* [WHAT IS BEING ASKED]:
All records below must be retyped exactly.

* [PROVIDED RECORDS]:
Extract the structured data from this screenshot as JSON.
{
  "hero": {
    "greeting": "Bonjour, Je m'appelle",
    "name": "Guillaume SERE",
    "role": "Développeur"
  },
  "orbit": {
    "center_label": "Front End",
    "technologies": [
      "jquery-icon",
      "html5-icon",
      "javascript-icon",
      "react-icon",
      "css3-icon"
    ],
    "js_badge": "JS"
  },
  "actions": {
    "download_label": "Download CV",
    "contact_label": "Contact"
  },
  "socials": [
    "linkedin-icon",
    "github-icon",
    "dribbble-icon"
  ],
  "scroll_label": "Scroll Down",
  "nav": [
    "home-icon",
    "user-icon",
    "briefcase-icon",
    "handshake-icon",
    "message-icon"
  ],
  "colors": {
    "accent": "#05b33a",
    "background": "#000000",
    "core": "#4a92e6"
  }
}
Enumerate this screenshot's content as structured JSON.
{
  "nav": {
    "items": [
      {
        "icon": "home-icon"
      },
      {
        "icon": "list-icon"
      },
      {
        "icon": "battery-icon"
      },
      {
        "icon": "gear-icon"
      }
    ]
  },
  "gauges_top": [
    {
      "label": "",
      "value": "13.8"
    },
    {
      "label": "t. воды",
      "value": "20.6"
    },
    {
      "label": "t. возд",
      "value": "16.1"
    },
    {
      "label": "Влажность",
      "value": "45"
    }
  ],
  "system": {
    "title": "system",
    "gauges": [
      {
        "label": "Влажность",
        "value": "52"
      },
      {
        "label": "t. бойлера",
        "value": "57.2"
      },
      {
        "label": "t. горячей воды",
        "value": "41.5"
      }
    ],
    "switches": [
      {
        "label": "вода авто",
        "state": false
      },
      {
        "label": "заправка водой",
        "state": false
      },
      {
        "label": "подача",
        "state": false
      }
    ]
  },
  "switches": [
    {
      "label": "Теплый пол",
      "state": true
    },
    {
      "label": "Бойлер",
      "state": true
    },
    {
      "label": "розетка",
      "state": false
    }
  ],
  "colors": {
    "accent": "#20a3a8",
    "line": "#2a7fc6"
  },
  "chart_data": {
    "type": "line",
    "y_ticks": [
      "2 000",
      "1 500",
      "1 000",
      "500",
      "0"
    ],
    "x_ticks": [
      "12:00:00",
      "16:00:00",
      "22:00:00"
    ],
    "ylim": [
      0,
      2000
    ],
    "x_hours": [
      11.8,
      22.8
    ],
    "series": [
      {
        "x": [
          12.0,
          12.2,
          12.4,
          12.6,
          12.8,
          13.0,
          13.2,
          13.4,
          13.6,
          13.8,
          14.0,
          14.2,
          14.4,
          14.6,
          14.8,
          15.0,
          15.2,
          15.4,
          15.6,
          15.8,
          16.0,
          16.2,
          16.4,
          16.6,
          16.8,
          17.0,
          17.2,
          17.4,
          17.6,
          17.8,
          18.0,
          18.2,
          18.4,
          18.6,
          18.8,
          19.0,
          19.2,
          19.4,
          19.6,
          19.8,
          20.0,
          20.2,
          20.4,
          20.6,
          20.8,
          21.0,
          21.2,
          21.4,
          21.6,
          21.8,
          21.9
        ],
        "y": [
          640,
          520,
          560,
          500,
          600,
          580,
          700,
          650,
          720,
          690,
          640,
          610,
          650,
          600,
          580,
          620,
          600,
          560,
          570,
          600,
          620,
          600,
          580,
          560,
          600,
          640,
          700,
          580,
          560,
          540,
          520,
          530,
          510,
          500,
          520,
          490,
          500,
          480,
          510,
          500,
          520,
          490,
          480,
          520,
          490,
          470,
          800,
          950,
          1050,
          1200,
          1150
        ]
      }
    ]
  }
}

* [TASK SOLUTION]:
Extract the structured data from this screenshot as JSON.
{
  "hero": {
    "greeting": "Bonjour, Je m'appelle",
    "name": "Guillaume SERE",
    "role": "Développeur"
  },
  "orbit": {
    "center_label": "Front End",
    "technologies": [
      "jquery-icon",
      "html5-icon",
      "javascript-icon",
      "react-icon",
      "css3-icon"
    ],
    "js_badge": "JS"
  },
  "actions": {
    "download_label": "Download CV",
    "contact_label": "Contact"
  },
  "socials": [
    "linkedin-icon",
    "github-icon",
    "dribbble-icon"
  ],
  "scroll_label": "Scroll Down",
  "nav": [
    "home-icon",
    "user-icon",
    "briefcase-icon",
    "handshake-icon",
    "message-icon"
  ],
  "colors": {
    "accent": "#05b33a",
    "background": "#000000",
    "core": "#4a92e6"
  }
}
Enumerate this screenshot's content as structured JSON.
{
  "nav": {
    "items": [
      {
        "icon": "home-icon"
      },
      {
        "icon": "list-icon"
      },
      {
        "icon": "battery-icon"
      },
      {
        "icon": "gear-icon"
      }
    ]
  },
  "gauges_top": [
    {
      "label": "",
      "value": "13.8"
    },
    {
      "label": "t. воды",
      "value": "20.6"
    },
    {
      "label": "t. возд",
      "value": "16.1"
    },
    {
      "label": "Влажность",
      "value": "45"
    }
  ],
  "system": {
    "title": "system",
    "gauges": [
      {
        "label": "Влажность",
        "value": "52"
      },
      {
        "label": "t. бойлера",
        "value": "57.2"
      },
      {
        "label": "t. горячей воды",
        "value": "41.5"
      }
    ],
    "switches": [
      {
        "label": "вода авто",
        "state": false
      },
      {
        "label": "заправка водой",
        "state": false
      },
      {
        "label": "подача",
        "state": false
      }
    ]
  },
  "switches": [
    {
      "label": "Теплый пол",
      "state": true
    },
    {
      "label": "Бойлер",
      "state": true
    },
    {
      "label": "розетка",
      "state": false
    }
  ],
  "colors": {
    "accent": "#20a3a8",
    "line": "#2a7fc6"
  },
  "chart_data": {
    "type": "line",
    "y_ticks": [
      "2 000",
      "1 500",
      "1 000",
      "500",
      "0"
    ],
    "x_ticks": [
      "12:00:00",
      "16:00:00",
      "22:00:00"
    ],
    "ylim": [
      0,
      2000
    ],
    "x_hours": [
      11.8,
      22.8
    ],
    "series": [
      {
        "x": [
          12.0,
          12.2,
          12.4,
          12.6,
          12.8,
          13.0,
          13.2,
          13.4,
          13.6,
          13.8,
          14.0,
          14.2,
          14.4,
          14.6,
          14.8,
          15.0,
          15.2,
          15.4,
          15.6,
          15.8,
          16.0,
          16.2,
          16.4,
          16.6,
          16.8,
          17.0,
          17.2,
          17.4,
          17.6,
          17.8,
          18.0,
          18.2,
          18.4,
          18.6,
          18.8,
          19.0,
          19.2,
          19.4,
          19.6,
          19.8,
          20.0,
          20.2,
          20.4,
          20.6,
          20.8,
          21.0,
          21.2,
          21.4,
          21.6,
          21.8,
          21.9
        ],
        "y": [
          640,
          520,
          560,
          500,
          600,
          580,
          700,
          650,
          720,
          690,
          640,
          610,
          650,
          600,
          580,
          620,
          600,
          560,
          570,
          600,
          620,
          600,
          580,
          560,
          600,
          640,
          700,
          580,
          560,
          540,
          520,
          530,
          510,
          500,
          520,
          490,
          500,
          480,
          510,
          500,
          520,
          490,
          480,
          520,
          490,
          470,
          800,
          950,
          1050,
          1200,
          1150
        ]
      }
    ]
  }
}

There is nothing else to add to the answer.